(Data entries)
++++

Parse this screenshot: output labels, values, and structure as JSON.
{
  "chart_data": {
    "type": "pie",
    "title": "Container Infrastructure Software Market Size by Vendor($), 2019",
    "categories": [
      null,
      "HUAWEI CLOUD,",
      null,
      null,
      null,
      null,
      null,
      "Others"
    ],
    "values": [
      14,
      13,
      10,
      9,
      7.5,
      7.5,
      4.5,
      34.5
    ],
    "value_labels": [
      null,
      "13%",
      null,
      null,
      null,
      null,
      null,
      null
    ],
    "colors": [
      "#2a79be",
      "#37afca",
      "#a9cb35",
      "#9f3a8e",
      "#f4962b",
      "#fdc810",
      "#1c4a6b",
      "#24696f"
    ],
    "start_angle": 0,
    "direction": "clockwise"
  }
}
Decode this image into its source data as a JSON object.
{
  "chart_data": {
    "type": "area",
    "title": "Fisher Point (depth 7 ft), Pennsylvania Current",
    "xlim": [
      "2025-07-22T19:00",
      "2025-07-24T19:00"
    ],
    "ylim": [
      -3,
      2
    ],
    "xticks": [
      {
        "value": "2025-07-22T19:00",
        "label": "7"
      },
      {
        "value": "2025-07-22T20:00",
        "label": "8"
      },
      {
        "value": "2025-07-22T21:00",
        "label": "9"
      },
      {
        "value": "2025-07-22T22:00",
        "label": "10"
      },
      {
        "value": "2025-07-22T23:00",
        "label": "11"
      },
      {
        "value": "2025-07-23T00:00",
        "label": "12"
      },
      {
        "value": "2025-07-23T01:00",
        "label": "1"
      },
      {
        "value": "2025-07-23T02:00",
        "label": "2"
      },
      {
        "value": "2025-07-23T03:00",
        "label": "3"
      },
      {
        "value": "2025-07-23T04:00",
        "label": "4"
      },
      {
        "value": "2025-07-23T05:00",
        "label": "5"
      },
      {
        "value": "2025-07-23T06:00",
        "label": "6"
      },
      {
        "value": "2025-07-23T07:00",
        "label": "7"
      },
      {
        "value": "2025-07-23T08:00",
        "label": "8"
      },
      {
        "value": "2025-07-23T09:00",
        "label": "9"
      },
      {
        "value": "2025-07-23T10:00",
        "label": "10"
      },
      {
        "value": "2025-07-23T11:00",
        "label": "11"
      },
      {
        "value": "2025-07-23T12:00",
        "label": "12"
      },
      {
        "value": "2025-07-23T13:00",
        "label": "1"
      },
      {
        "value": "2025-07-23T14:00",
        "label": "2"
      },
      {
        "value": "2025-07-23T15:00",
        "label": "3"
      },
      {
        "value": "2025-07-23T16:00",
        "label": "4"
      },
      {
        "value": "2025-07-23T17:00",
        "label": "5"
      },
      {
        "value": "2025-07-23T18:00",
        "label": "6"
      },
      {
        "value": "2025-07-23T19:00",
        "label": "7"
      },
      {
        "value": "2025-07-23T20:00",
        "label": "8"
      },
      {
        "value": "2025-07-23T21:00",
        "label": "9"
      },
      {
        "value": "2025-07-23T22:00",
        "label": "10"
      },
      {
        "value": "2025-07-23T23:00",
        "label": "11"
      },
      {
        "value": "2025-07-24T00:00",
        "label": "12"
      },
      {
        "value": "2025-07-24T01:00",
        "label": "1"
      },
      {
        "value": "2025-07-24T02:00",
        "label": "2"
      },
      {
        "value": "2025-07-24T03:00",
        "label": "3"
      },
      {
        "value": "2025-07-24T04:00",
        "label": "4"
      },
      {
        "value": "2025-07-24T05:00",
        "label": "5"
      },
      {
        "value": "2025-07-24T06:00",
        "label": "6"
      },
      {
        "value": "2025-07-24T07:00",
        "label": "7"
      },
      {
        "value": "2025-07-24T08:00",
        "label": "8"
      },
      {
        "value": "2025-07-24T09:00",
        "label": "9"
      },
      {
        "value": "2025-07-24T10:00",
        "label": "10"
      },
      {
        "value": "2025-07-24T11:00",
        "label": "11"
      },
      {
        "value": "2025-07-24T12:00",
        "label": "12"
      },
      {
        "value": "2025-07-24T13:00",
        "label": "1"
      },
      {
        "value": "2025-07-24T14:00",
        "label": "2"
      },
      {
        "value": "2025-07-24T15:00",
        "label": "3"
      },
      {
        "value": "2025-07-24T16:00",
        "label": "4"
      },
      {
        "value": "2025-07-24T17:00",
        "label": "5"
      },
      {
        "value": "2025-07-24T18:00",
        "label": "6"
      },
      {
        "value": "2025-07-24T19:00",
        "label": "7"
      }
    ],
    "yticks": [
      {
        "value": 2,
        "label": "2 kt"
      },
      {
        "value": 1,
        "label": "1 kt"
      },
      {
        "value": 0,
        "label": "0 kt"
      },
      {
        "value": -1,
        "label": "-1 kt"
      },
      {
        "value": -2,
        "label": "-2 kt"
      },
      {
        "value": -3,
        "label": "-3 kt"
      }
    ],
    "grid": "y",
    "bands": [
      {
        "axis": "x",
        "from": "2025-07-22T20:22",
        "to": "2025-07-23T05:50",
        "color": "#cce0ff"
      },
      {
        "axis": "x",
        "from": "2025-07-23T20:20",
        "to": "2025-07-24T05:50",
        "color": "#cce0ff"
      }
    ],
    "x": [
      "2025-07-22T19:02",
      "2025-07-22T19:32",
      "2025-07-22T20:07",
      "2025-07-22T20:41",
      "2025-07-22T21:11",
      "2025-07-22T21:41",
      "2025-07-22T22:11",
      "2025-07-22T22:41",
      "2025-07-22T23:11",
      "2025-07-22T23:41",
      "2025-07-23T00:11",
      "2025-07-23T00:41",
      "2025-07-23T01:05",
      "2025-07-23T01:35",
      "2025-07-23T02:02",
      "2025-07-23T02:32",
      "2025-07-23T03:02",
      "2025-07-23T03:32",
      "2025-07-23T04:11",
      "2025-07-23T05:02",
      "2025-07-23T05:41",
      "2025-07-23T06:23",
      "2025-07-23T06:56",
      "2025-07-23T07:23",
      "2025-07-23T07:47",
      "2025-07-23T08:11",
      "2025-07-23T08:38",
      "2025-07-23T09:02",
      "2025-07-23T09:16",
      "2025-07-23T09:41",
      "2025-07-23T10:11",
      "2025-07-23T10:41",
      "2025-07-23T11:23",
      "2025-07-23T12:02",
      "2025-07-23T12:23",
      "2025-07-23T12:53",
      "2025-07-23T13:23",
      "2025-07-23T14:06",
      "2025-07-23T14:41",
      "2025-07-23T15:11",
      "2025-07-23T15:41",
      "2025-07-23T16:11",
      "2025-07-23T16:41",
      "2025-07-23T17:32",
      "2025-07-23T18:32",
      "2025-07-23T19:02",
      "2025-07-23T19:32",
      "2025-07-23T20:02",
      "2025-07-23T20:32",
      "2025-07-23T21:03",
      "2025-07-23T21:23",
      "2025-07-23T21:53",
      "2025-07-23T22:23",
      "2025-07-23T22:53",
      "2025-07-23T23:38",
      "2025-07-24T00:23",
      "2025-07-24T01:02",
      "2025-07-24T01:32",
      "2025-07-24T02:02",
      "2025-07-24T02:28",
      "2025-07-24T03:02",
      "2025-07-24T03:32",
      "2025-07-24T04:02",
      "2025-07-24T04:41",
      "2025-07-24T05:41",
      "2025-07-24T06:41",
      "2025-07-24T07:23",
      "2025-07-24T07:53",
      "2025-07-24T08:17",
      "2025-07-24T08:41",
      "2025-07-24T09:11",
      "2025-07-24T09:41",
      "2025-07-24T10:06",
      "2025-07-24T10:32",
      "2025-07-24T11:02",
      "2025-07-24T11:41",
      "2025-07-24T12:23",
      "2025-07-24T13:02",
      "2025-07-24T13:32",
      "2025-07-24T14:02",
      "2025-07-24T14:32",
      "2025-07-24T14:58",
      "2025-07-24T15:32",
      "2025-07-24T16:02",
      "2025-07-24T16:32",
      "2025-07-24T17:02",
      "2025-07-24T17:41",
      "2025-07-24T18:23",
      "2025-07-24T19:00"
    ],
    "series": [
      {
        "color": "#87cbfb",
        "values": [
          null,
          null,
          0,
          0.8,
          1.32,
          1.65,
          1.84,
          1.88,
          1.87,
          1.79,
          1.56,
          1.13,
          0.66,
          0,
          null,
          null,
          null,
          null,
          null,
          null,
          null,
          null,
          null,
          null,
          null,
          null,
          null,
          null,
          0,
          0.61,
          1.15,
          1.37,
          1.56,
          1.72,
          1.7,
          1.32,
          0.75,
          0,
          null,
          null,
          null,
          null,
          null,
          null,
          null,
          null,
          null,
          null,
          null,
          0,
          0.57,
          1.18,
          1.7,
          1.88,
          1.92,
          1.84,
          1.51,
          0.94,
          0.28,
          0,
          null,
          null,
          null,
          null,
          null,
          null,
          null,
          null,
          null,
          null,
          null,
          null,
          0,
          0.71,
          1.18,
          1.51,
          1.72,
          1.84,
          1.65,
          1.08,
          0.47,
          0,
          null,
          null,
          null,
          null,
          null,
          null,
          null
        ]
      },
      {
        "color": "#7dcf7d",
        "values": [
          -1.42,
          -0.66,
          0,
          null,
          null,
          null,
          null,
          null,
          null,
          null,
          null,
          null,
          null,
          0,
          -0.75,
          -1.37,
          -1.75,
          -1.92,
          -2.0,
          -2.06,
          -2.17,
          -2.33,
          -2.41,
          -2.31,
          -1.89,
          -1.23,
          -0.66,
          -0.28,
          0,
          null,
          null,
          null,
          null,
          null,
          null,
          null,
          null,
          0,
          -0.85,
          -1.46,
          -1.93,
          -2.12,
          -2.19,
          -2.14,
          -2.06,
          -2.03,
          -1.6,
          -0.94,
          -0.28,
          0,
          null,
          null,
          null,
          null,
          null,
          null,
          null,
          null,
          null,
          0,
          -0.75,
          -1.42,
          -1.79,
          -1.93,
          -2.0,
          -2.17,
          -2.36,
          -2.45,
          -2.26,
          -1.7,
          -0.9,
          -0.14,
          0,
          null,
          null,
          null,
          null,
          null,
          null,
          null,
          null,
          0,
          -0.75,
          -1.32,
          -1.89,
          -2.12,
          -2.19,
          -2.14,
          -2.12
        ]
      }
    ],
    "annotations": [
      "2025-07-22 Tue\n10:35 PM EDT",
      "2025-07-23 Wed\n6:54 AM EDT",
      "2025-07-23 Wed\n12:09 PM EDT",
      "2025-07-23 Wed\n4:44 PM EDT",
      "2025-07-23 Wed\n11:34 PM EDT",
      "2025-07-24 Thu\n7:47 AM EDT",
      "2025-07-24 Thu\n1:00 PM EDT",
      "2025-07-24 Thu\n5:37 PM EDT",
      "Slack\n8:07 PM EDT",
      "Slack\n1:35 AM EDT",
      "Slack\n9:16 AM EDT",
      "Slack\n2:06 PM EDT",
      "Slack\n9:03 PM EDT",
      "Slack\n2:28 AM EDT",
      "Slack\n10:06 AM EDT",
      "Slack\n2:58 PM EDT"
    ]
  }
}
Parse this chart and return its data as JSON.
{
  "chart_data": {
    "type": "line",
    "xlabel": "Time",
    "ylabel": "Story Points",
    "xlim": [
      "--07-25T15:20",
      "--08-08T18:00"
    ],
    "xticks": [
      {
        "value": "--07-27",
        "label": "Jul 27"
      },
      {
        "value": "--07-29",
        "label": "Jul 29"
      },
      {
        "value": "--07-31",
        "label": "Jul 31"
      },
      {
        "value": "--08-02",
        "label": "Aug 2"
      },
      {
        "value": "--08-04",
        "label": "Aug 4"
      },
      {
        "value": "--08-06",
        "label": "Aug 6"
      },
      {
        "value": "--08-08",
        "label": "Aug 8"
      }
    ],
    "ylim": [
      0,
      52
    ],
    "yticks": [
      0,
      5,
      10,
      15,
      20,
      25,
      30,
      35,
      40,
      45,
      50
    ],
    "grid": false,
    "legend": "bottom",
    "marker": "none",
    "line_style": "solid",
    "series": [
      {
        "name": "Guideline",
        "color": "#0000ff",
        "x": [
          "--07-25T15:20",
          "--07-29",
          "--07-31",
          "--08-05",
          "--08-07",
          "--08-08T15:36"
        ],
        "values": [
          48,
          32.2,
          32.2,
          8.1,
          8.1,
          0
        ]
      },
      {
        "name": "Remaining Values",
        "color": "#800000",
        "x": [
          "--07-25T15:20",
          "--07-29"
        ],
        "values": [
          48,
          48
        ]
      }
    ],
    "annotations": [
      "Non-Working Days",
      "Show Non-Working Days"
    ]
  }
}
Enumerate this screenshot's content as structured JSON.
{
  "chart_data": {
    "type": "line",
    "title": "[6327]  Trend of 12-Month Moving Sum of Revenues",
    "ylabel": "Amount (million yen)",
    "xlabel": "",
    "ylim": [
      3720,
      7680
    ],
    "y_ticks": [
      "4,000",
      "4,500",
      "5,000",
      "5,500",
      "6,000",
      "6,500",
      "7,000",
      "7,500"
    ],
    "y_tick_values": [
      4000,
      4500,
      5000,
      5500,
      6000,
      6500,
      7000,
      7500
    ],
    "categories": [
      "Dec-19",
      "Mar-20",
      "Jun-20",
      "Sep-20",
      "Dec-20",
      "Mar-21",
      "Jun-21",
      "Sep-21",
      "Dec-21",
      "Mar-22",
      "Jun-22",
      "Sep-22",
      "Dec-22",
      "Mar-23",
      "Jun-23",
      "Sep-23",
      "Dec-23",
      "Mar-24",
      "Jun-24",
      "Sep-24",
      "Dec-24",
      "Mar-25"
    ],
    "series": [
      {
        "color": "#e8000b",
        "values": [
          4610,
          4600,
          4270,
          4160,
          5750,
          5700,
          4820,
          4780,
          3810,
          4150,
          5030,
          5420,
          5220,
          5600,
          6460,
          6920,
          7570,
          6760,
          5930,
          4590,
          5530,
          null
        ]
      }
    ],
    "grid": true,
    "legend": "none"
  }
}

++++

DIRECTIVE >> Your answer should be a single number: the count of lines in these records that hold the string "JSON".

WRITTEN ANSWER >> 4